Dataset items
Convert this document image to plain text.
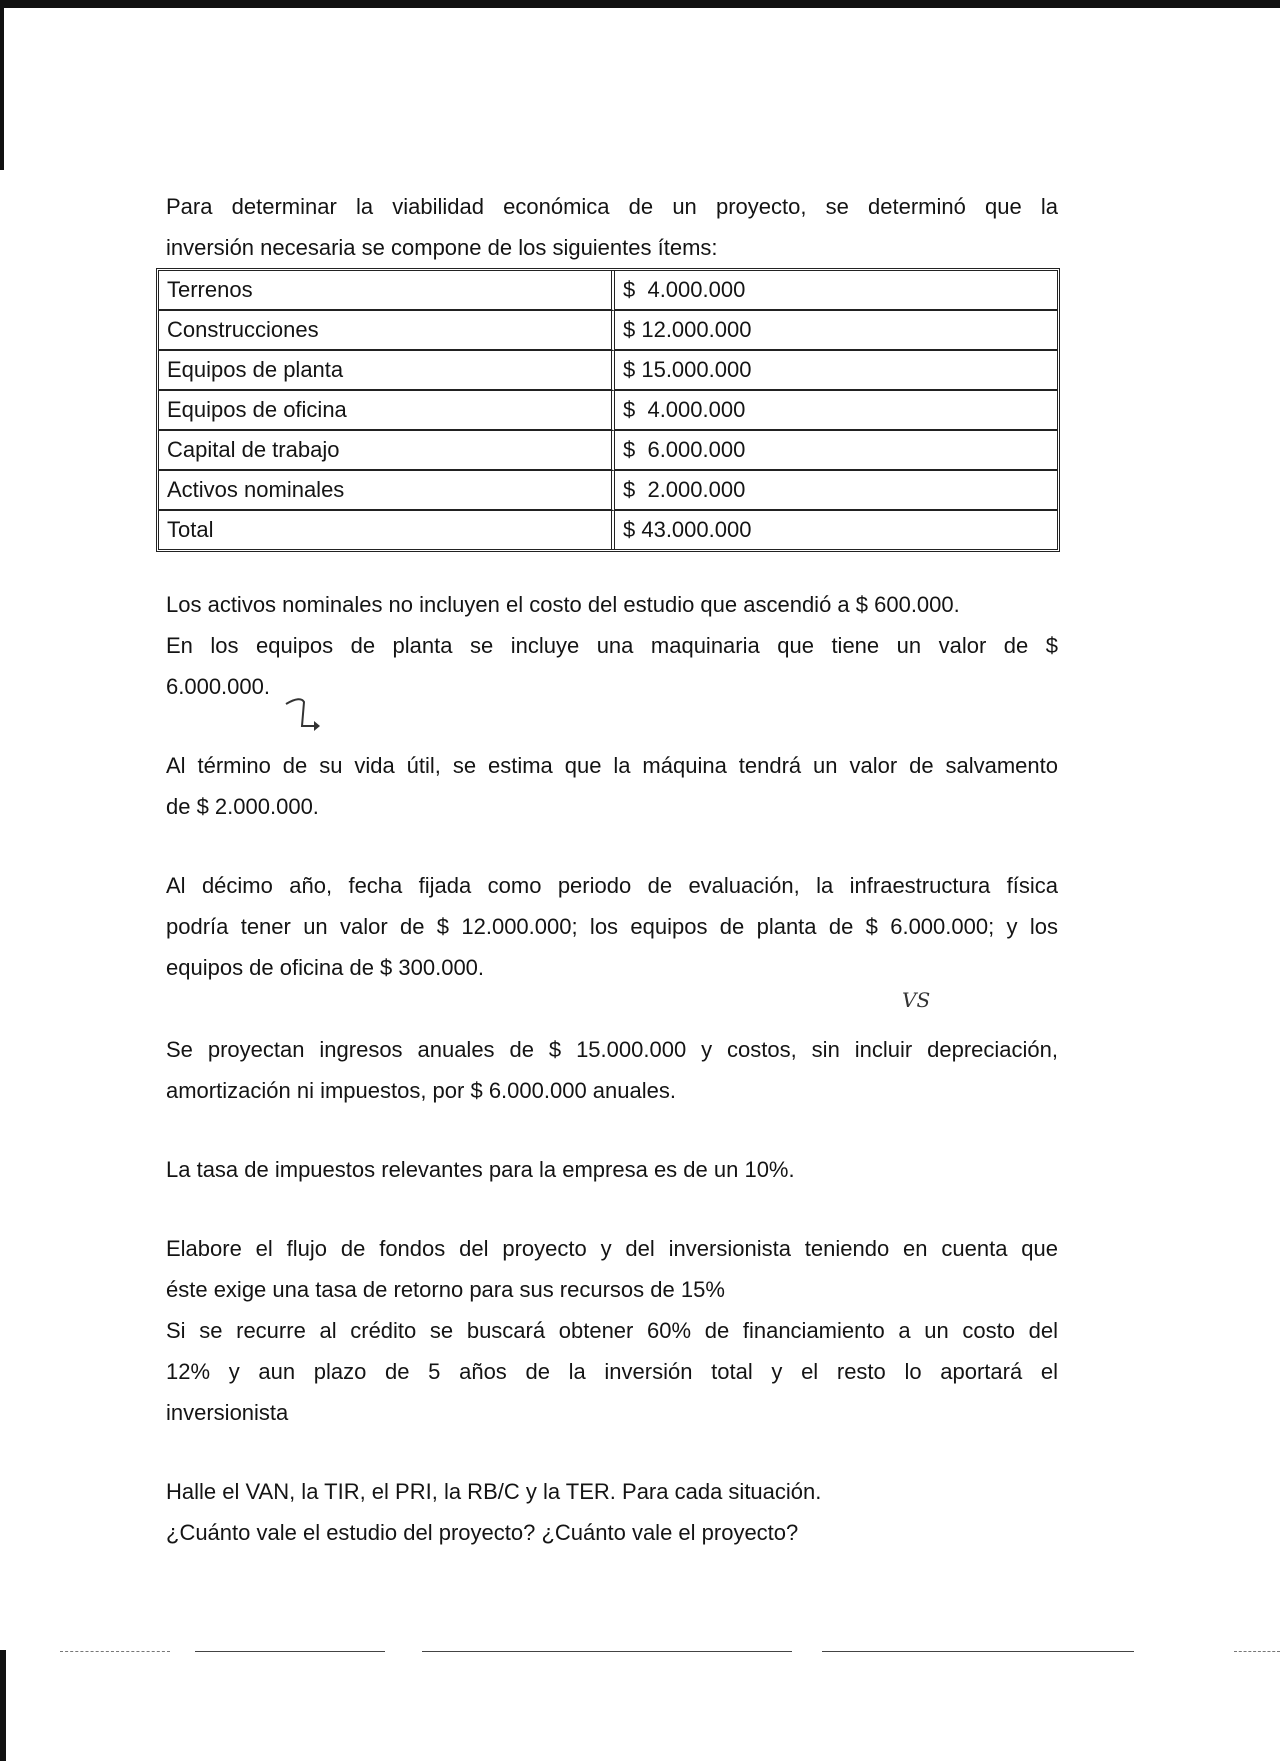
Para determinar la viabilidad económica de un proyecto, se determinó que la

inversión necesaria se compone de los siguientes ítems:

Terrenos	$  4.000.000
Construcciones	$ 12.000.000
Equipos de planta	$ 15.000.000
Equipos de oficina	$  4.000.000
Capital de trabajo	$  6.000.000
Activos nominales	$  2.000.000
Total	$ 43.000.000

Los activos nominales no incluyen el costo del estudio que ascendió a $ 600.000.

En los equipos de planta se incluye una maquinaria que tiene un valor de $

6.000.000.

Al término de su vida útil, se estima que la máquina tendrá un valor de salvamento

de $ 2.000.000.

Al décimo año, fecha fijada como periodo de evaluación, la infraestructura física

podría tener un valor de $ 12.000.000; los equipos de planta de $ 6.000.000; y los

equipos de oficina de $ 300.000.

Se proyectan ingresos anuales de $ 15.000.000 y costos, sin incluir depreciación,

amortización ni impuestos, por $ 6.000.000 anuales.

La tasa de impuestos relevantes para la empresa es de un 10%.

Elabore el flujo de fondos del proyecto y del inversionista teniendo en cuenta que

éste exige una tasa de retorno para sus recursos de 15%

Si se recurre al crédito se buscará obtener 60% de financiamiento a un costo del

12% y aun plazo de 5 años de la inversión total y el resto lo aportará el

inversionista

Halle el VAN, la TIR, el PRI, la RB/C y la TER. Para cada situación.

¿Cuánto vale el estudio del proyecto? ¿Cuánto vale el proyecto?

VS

==

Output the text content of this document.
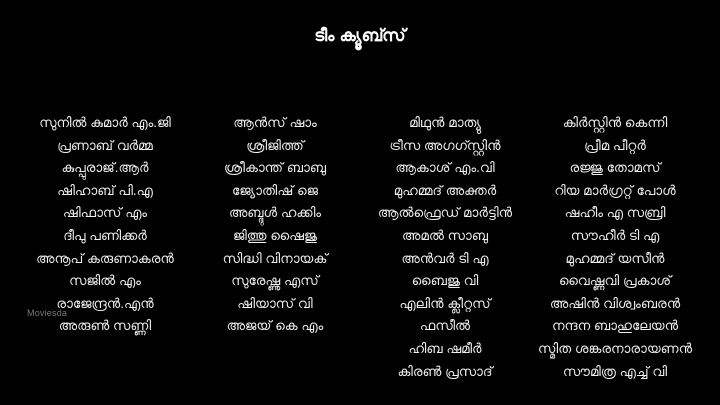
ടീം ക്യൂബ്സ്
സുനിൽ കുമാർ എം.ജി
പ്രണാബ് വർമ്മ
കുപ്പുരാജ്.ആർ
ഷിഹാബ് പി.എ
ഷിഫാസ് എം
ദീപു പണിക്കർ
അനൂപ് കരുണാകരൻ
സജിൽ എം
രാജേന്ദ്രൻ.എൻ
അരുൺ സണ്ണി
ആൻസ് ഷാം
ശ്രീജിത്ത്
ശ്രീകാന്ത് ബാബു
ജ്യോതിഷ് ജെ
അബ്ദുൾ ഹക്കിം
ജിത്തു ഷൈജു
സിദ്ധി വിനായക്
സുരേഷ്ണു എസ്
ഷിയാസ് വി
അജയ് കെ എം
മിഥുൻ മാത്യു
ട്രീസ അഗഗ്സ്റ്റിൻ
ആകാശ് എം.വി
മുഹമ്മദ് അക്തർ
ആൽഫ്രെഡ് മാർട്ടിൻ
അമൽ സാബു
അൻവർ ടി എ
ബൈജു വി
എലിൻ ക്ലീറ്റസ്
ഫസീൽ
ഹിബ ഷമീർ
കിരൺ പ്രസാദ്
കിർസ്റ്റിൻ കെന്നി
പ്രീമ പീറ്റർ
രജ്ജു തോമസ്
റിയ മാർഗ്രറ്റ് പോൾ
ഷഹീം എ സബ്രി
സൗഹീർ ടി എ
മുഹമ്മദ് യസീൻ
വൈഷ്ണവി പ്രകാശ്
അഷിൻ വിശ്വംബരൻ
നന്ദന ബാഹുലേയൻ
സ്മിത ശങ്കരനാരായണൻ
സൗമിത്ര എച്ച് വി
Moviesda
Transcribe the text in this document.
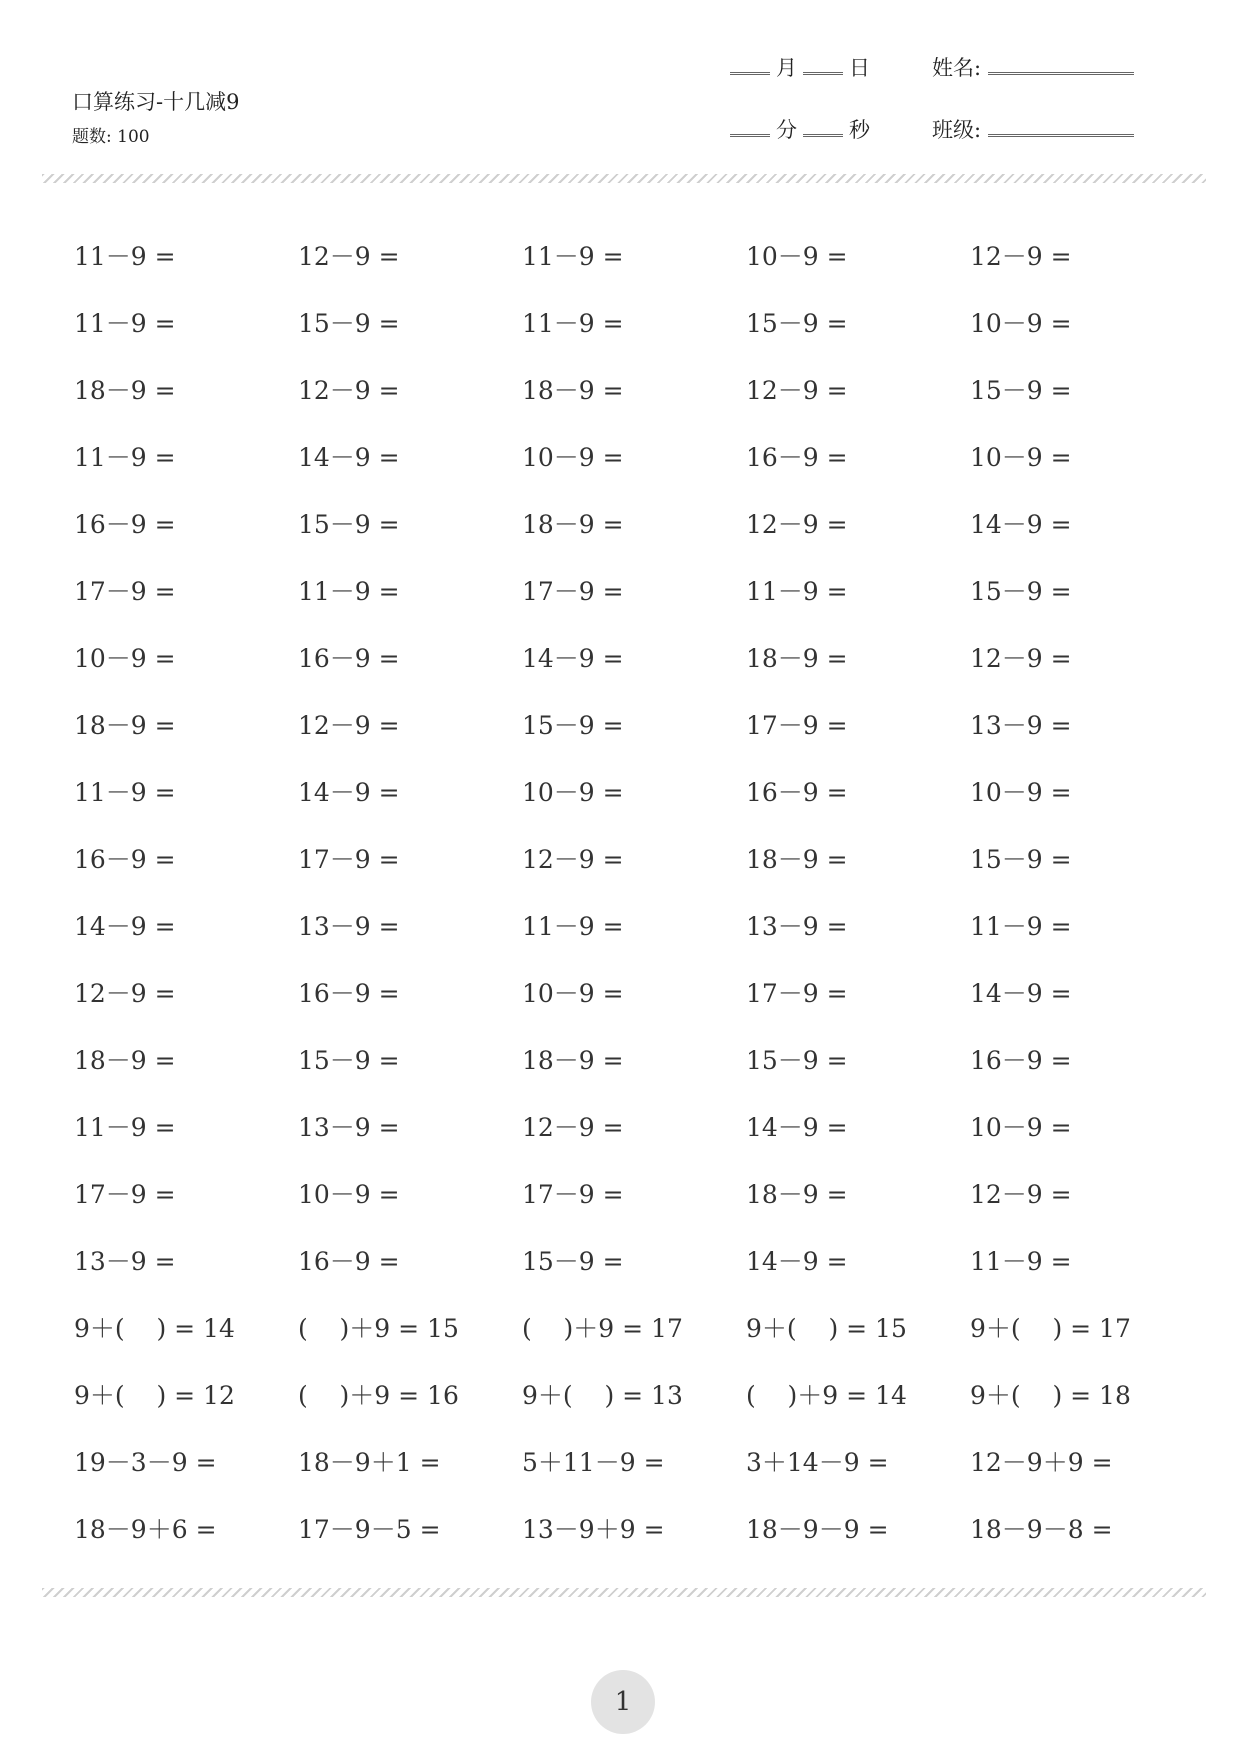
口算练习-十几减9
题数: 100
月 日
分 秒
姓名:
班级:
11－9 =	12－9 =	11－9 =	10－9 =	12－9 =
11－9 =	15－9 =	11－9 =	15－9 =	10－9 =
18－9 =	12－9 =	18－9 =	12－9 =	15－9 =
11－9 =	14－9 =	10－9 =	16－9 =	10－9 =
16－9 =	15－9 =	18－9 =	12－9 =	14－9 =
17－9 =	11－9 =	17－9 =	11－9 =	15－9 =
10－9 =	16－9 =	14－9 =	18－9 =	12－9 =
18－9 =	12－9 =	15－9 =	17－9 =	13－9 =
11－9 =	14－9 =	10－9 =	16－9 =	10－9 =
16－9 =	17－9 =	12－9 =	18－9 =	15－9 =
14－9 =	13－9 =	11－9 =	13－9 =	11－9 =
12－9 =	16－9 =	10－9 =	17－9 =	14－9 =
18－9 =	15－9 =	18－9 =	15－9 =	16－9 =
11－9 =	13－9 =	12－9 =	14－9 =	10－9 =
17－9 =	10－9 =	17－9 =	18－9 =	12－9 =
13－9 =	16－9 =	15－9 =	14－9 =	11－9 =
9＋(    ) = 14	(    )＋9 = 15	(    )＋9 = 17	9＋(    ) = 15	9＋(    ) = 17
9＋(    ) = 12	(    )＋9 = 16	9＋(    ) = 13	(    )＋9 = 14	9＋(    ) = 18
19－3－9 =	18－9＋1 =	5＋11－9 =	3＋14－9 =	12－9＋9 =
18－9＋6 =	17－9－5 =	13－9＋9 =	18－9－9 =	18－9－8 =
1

- [TASK GOAL]:
Go through the data and gather every line that holds "valor".

- [THE REPLY]:
En los equipos de planta se incluye una maquinaria que tiene un valor de $
Al término de su vida útil, se estima que la máquina tendrá un valor de salvamento
podría tener un valor de $ 12.000.000; los equipos de planta de $ 6.000.000; y los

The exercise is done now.